>> start Entries shown

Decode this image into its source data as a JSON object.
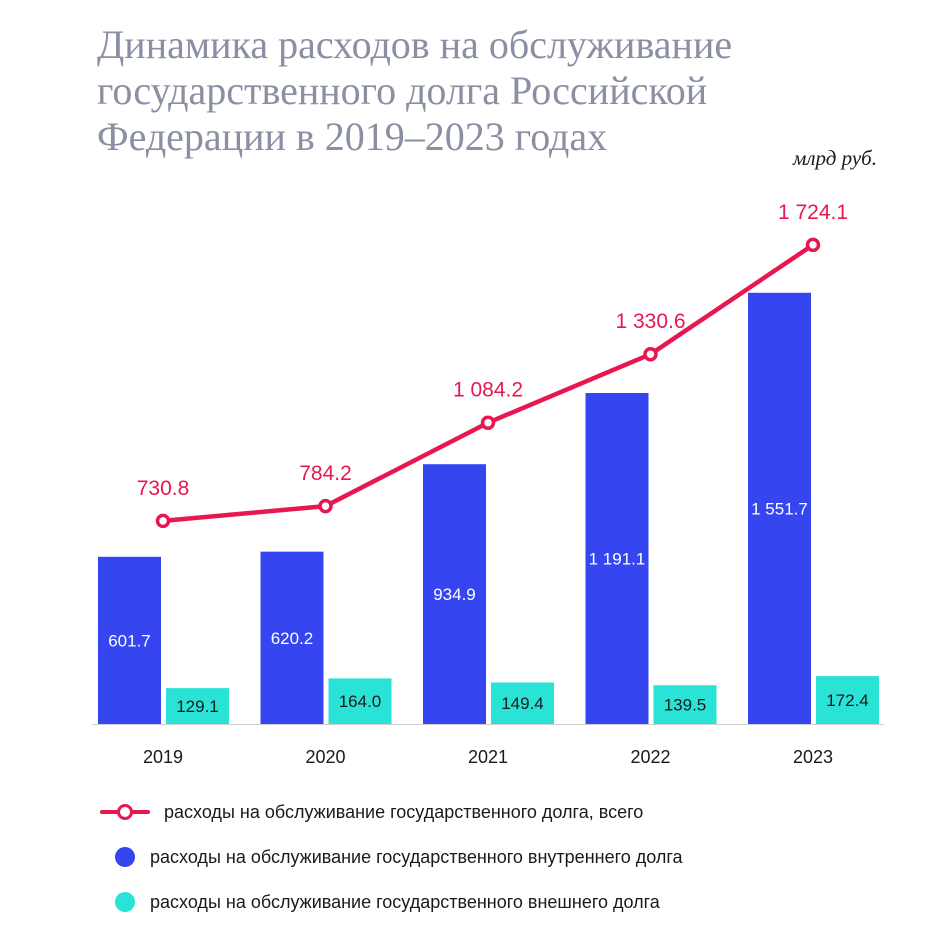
{
  "title": "Динамика расходов на обслуживание государственного долга Российской Федерации в 2019–2023 годах",
  "unit": "млрд руб.",
  "colors": {
    "total": "#e8174f",
    "domestic": "#3546f0",
    "external": "#29e3d6",
    "axis": "#cfcfcf"
  },
  "chart_data": {
    "type": "bar",
    "categories": [
      "2019",
      "2020",
      "2021",
      "2022",
      "2023"
    ],
    "series": [
      {
        "name": "расходы на обслуживание государственного внутреннего долга",
        "kind": "bar",
        "values": [
          601.7,
          620.2,
          934.9,
          1191.1,
          1551.7
        ],
        "labels": [
          "601.7",
          "620.2",
          "934.9",
          "1 191.1",
          "1 551.7"
        ]
      },
      {
        "name": "расходы на обслуживание государственного внешнего долга",
        "kind": "bar",
        "values": [
          129.1,
          164.0,
          149.4,
          139.5,
          172.4
        ],
        "labels": [
          "129.1",
          "164.0",
          "149.4",
          "139.5",
          "172.4"
        ]
      },
      {
        "name": "расходы на обслуживание государственного долга, всего",
        "kind": "line",
        "values": [
          730.8,
          784.2,
          1084.2,
          1330.6,
          1724.1
        ],
        "labels": [
          "730.8",
          "784.2",
          "1 084.2",
          "1 330.6",
          "1 724.1"
        ]
      }
    ],
    "ylim": [
      0,
      1900
    ],
    "grid": false,
    "legend": "bottom"
  }
}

>> end Entries shown

§ **Written exercise**:
Reproduce each line of the records exactly, and omit every picture.

§ **Solution to this task**:
Decode this image into its source data as a JSON object.
{
  "title": "Динамика расходов на обслуживание государственного долга Российской Федерации в 2019–2023 годах",
  "unit": "млрд руб.",
  "colors": {
    "total": "#e8174f",
    "domestic": "#3546f0",
    "external": "#29e3d6",
    "axis": "#cfcfcf"
  },
  "chart_data": {
    "type": "bar",
    "categories": [
      "2019",
      "2020",
      "2021",
      "2022",
      "2023"
    ],
    "series": [
      {
        "name": "расходы на обслуживание государственного внутреннего долга",
        "kind": "bar",
        "values": [
          601.7,
          620.2,
          934.9,
          1191.1,
          1551.7
        ],
        "labels": [
          "601.7",
          "620.2",
          "934.9",
          "1 191.1",
          "1 551.7"
        ]
      },
      {
        "name": "расходы на обслуживание государственного внешнего долга",
        "kind": "bar",
        "values": [
          129.1,
          164.0,
          149.4,
          139.5,
          172.4
        ],
        "labels": [
          "129.1",
          "164.0",
          "149.4",
          "139.5",
          "172.4"
        ]
      },
      {
        "name": "расходы на обслуживание государственного долга, всего",
        "kind": "line",
        "values": [
          730.8,
          784.2,
          1084.2,
          1330.6,
          1724.1
        ],
        "labels": [
          "730.8",
          "784.2",
          "1 084.2",
          "1 330.6",
          "1 724.1"
        ]
      }
    ],
    "ylim": [
      0,
      1900
    ],
    "grid": false,
    "legend": "bottom"
  }
}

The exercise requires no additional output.